+++ Raw records +++

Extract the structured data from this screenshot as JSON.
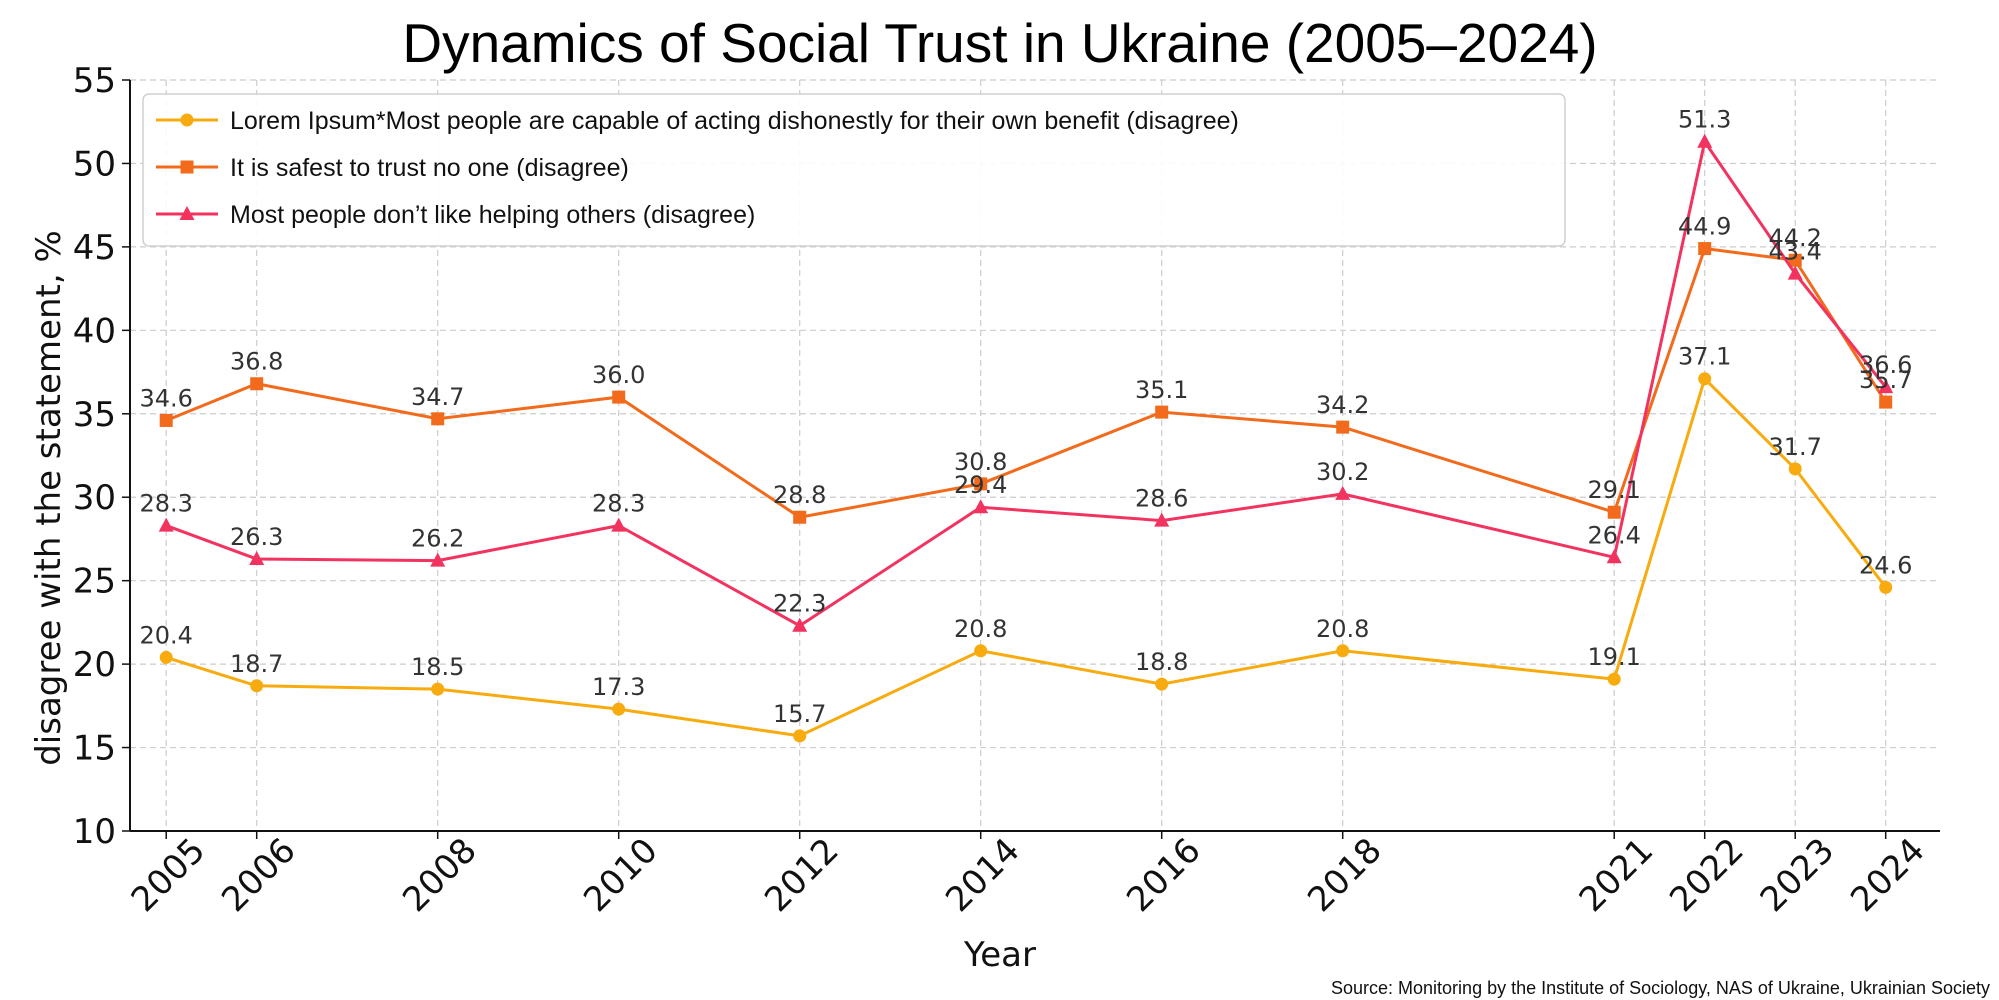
{
  "chart_data": {
    "type": "line",
    "title": "Dynamics of Social Trust in Ukraine (2005–2024)",
    "xlabel": "Year",
    "ylabel": "disagree with the statement, %",
    "source": "Source: Monitoring by the Institute of Sociology, NAS of Ukraine, Ukrainian Society",
    "ylim": [
      10,
      55
    ],
    "yticks": [
      10,
      15,
      20,
      25,
      30,
      35,
      40,
      45,
      50,
      55
    ],
    "grid": true,
    "legend_position": "top-left",
    "x": [
      2005,
      2006,
      2008,
      2010,
      2012,
      2014,
      2016,
      2018,
      2021,
      2022,
      2023,
      2024
    ],
    "series": [
      {
        "name": "Lorem Ipsum*Most people are capable of acting dishonestly for their own benefit (disagree)",
        "color": "#f7ab0e",
        "marker": "circle",
        "values": [
          20.4,
          18.7,
          18.5,
          17.3,
          15.7,
          20.8,
          18.8,
          20.8,
          19.1,
          37.1,
          31.7,
          24.6
        ]
      },
      {
        "name": "It is safest to trust no one (disagree)",
        "color": "#f26a1b",
        "marker": "square",
        "values": [
          34.6,
          36.8,
          34.7,
          36.0,
          28.8,
          30.8,
          35.1,
          34.2,
          29.1,
          44.9,
          44.2,
          35.7
        ]
      },
      {
        "name": "Most people don’t like helping others (disagree)",
        "color": "#f2335f",
        "marker": "triangle",
        "values": [
          28.3,
          26.3,
          26.2,
          28.3,
          22.3,
          29.4,
          28.6,
          30.2,
          26.4,
          51.3,
          43.4,
          36.6
        ]
      }
    ]
  }
}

+++

> Do this
Gather all lines from the listing above in which "Most" occurs.

> Problem solution
        "name": "Lorem Ipsum*Most people are capable of acting dishonestly for their own benefit (disagree)",
        "name": "Most people don’t like helping others (disagree)",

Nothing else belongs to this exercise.